Task A: Check each statement against the passage on 1q42q44 deletions and answer yes or no, quoting the words of the passage that decide it. (i) Microarray analysis has made fine mapping of deletion sizes possible. (ii) Hand and foot anomalies have been linked with more distal 1q43q44 deletions. (iii) The specific genes behind the various features have been identified.
Task B: Name every technique the passage on 1q42q44 deletions gives as an example of the low-resolution methods that historically limited detection.
Task C: Pick up the passage on 1q42q44 deletions after its last sentence and write the next few sentences in the same technical register.

Text:
═══
Historically, detection of and subsequent genotype–phenotype correlations of 1q42q44 deletions have been limited by the low resolution of techniques (e.g., G-banding, fluorescence in situ hybridization (FISH), and microsatellite marker analyses). However, the recent use of microarray analysis has allowed for the identification of numerous submicroscopic alterations and for the fine mapping of deletion sizes in individuals with distinct or variable clinical features. High-resolution microarrays have produced promising preliminary genotype–phenotype correlations, such as an association between hand and foot anomalies with more proximal 1q42 deletions (Gentile et al. 2003) and an association between MIC, ACC, and SZR with more distal 1q43q44 deletions (Boland et al. 2007; Hill et al. 2007). However, identification of the specific gene(s) responsible for the various features has remained elusive because of the conflicting reports suggesting, for at least some features, that the etiology might be more complex or additional high-resolution array data in conjunction with accurate genotype–phenotype correlations in more cases are needed.
═══
Excerpted data:
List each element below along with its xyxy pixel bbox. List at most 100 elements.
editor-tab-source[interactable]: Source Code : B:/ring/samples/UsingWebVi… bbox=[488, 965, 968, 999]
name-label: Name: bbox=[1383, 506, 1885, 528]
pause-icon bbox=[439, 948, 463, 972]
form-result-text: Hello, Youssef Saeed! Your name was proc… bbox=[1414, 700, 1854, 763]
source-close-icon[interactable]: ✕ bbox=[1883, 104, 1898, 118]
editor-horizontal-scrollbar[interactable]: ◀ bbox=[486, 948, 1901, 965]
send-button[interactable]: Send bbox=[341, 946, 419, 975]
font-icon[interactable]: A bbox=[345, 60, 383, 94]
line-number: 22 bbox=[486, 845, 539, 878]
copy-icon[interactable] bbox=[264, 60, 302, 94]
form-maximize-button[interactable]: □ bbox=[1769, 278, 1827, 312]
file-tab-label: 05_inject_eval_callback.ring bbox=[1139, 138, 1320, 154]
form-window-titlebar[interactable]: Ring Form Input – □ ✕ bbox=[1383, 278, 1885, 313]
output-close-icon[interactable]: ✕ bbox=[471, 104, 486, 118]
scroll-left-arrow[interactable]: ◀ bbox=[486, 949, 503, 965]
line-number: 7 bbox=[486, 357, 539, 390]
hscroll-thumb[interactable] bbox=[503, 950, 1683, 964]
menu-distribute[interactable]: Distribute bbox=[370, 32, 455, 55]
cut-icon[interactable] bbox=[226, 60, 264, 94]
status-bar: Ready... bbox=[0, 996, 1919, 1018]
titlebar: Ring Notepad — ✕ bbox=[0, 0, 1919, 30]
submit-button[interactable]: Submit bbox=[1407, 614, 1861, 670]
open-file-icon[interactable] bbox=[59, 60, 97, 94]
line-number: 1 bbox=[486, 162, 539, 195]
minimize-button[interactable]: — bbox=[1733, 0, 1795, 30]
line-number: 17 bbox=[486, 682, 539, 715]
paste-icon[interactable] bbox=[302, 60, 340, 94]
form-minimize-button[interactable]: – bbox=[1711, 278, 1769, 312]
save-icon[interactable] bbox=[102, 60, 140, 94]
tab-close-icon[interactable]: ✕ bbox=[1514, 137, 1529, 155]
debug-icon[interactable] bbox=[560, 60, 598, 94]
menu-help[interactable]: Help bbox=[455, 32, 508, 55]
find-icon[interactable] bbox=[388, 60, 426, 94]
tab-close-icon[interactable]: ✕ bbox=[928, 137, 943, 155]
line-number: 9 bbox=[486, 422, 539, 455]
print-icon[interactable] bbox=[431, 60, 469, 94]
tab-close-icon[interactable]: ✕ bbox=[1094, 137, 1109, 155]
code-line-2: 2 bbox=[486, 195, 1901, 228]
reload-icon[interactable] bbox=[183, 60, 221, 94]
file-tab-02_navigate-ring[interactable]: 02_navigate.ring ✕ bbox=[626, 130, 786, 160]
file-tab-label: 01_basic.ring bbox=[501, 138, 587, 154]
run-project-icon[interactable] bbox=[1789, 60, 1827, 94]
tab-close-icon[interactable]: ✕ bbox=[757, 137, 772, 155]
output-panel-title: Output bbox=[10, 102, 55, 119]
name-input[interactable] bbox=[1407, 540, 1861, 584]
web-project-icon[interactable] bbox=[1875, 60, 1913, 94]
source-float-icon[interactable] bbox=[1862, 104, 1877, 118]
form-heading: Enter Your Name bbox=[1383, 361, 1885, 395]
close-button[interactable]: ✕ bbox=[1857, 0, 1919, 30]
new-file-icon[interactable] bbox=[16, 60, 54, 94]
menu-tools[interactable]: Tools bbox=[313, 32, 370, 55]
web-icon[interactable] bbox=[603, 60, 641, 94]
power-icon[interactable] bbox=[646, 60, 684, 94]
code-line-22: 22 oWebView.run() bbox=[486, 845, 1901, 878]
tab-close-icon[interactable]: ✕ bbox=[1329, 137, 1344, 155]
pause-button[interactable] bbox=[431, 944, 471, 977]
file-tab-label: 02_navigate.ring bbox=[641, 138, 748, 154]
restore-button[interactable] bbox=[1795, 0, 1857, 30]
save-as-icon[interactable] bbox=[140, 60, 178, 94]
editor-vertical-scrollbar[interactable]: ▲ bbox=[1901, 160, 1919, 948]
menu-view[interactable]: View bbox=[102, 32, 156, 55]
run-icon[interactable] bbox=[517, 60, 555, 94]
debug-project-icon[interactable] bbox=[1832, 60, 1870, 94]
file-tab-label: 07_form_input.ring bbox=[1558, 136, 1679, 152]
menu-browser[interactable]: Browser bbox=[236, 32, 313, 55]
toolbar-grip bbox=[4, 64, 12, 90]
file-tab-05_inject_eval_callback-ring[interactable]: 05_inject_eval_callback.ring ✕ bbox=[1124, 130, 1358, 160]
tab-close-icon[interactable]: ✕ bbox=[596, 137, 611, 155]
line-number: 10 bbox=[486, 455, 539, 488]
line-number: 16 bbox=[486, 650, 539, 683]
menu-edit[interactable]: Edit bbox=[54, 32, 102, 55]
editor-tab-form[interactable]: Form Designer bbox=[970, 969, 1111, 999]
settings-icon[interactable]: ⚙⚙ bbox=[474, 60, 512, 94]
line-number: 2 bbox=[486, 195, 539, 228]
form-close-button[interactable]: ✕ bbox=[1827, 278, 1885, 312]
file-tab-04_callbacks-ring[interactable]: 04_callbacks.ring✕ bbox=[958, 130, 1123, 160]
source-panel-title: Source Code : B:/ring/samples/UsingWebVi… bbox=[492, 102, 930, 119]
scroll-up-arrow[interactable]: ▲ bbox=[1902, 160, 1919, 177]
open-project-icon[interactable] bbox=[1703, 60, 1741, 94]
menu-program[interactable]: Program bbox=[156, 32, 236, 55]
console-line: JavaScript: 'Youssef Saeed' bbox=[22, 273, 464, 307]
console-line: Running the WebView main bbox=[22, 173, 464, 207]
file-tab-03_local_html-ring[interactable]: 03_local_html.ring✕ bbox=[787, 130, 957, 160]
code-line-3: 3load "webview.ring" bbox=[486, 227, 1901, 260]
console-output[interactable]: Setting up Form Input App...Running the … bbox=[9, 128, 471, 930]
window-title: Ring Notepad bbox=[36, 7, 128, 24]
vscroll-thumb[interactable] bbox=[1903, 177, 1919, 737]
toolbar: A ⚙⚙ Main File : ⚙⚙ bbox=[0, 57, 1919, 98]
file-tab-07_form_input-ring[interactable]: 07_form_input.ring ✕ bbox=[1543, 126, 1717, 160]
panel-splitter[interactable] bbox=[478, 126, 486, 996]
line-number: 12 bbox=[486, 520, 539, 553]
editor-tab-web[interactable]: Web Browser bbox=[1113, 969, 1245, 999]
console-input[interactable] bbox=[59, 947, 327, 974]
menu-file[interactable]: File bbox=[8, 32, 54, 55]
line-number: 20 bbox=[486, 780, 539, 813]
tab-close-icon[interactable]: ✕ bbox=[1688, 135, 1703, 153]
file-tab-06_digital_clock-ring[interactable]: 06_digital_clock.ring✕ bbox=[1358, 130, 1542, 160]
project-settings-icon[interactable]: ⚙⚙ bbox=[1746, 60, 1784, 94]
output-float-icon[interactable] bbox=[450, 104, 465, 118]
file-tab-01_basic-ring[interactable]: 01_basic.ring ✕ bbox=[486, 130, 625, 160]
═══
Written response A:
(i) Yes: "the recent use of microarray analysis has allowed for the identification of numerous submicroscopic alterations and for the fine mapping of deletion sizes"
(ii) No: "an association between hand and foot anomalies with more proximal 1q42 deletions (Gentile et al. 2003)"
(iii) No: "identification of the specific gene(s) responsible for the various features has remained elusive"

Written response B:
G-banding
fluorescence in situ hybridization (FISH)
microsatellite marker analyses

Written response C:
Attempts to understand the etiology of the MIC and ACC phenotypes, and more recently the SZR phenotype, associated with 1q43q44 deletions began when Hill et al. (2007) used microsatellite and Affymetrix 50 K single nucleotide polymorphism (SNP) microarrays to characterize seven individuals with 4.9–8.3 Mb terminal deletions of 1q43q44. Their analysis identified a ~2 Mb critical region for the MIC phenotype on 1q43q44 that contains at least 11 genes including AKT3 (Fig. 1). The report by Hill et al. (2007) was followed by Boland et al. (2007), who used a bacterial artificial chromosome (BAC)-based microarray to characterize the 1q42q44 deletions in six individuals with MIC, ACC, and other features. Boland et al. (2007) established a smallest region of overlap (SRO) for MIC and/or ACC located in 1q43q44 in a ~2–3.5 Mb region encompassing AKT3 that overlapped the region reported by Hill et al. (2007) (Fig. 1).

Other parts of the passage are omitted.